**WHAT YOU HAVE TO DO**
Reproduce the listing below in its entirety. Change nothing.

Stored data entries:
━━━

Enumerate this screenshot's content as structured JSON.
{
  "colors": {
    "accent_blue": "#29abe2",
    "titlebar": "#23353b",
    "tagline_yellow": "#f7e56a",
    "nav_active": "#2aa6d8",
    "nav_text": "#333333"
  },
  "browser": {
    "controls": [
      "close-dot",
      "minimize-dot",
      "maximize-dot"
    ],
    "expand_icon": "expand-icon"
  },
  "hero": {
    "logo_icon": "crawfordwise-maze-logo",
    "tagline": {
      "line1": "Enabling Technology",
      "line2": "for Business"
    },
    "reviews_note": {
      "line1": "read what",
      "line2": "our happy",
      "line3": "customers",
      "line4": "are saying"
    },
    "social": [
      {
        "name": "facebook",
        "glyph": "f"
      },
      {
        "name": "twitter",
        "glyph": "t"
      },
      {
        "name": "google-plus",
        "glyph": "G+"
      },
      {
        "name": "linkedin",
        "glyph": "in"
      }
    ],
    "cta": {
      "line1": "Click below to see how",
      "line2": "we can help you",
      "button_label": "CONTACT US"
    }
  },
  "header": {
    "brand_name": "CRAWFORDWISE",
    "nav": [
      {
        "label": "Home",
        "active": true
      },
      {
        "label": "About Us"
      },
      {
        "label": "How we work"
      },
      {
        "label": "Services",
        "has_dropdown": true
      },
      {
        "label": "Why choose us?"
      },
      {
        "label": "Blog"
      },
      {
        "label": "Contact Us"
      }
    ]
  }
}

━━━

**RESPONSE TO THIS TASK**
Enumerate this screenshot's content as structured JSON.
{
  "colors": {
    "accent_blue": "#29abe2",
    "titlebar": "#23353b",
    "tagline_yellow": "#f7e56a",
    "nav_active": "#2aa6d8",
    "nav_text": "#333333"
  },
  "browser": {
    "controls": [
      "close-dot",
      "minimize-dot",
      "maximize-dot"
    ],
    "expand_icon": "expand-icon"
  },
  "hero": {
    "logo_icon": "crawfordwise-maze-logo",
    "tagline": {
      "line1": "Enabling Technology",
      "line2": "for Business"
    },
    "reviews_note": {
      "line1": "read what",
      "line2": "our happy",
      "line3": "customers",
      "line4": "are saying"
    },
    "social": [
      {
        "name": "facebook",
        "glyph": "f"
      },
      {
        "name": "twitter",
        "glyph": "t"
      },
      {
        "name": "google-plus",
        "glyph": "G+"
      },
      {
        "name": "linkedin",
        "glyph": "in"
      }
    ],
    "cta": {
      "line1": "Click below to see how",
      "line2": "we can help you",
      "button_label": "CONTACT US"
    }
  },
  "header": {
    "brand_name": "CRAWFORDWISE",
    "nav": [
      {
        "label": "Home",
        "active": true
      },
      {
        "label": "About Us"
      },
      {
        "label": "How we work"
      },
      {
        "label": "Services",
        "has_dropdown": true
      },
      {
        "label": "Why choose us?"
      },
      {
        "label": "Blog"
      },
      {
        "label": "Contact Us"
      }
    ]
  }
}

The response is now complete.